Stored data:
# # # #
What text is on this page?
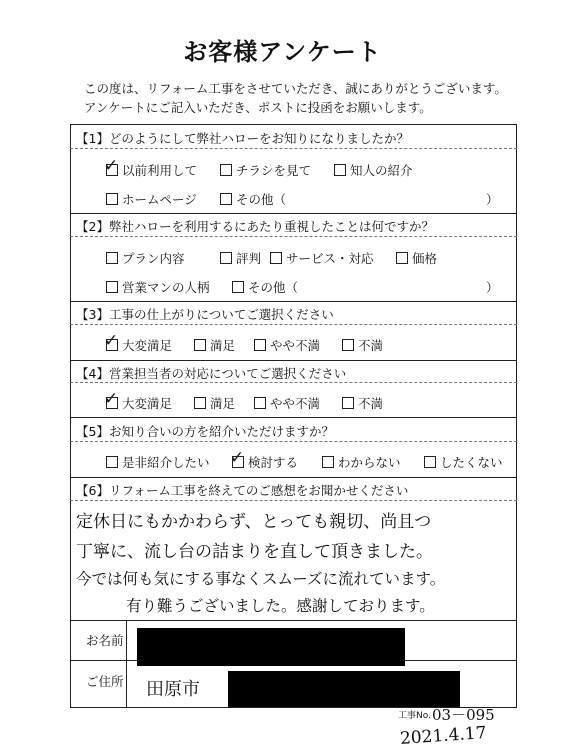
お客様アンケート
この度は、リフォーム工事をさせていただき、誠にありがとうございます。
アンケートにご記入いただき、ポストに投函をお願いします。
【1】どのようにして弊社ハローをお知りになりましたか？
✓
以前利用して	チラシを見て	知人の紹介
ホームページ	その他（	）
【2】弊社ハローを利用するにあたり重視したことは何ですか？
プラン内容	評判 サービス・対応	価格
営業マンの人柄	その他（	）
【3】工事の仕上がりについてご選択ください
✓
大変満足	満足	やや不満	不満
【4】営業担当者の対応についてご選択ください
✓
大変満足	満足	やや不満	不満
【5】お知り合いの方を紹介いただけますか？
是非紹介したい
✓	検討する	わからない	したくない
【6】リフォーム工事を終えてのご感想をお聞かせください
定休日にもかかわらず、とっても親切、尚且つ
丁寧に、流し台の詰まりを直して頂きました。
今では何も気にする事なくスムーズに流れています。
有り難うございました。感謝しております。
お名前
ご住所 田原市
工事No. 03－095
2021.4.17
# # # #
> _Instructions to follow_
Quote the data above in full, leaving out the pictures it holds.

> _Answer to this task_
What text is on this page?
お客様アンケート
この度は、リフォーム工事をさせていただき、誠にありがとうございます。
アンケートにご記入いただき、ポストに投函をお願いします。
【1】どのようにして弊社ハローをお知りになりましたか？
✓
以前利用して	チラシを見て	知人の紹介
ホームページ	その他（	）
【2】弊社ハローを利用するにあたり重視したことは何ですか？
プラン内容	評判 サービス・対応	価格
営業マンの人柄	その他（	）
【3】工事の仕上がりについてご選択ください
✓
大変満足	満足	やや不満	不満
【4】営業担当者の対応についてご選択ください
✓
大変満足	満足	やや不満	不満
【5】お知り合いの方を紹介いただけますか？
是非紹介したい
✓	検討する	わからない	したくない
【6】リフォーム工事を終えてのご感想をお聞かせください
定休日にもかかわらず、とっても親切、尚且つ
丁寧に、流し台の詰まりを直して頂きました。
今では何も気にする事なくスムーズに流れています。
有り難うございました。感謝しております。
お名前
ご住所 田原市
工事No. 03－095
2021.4.17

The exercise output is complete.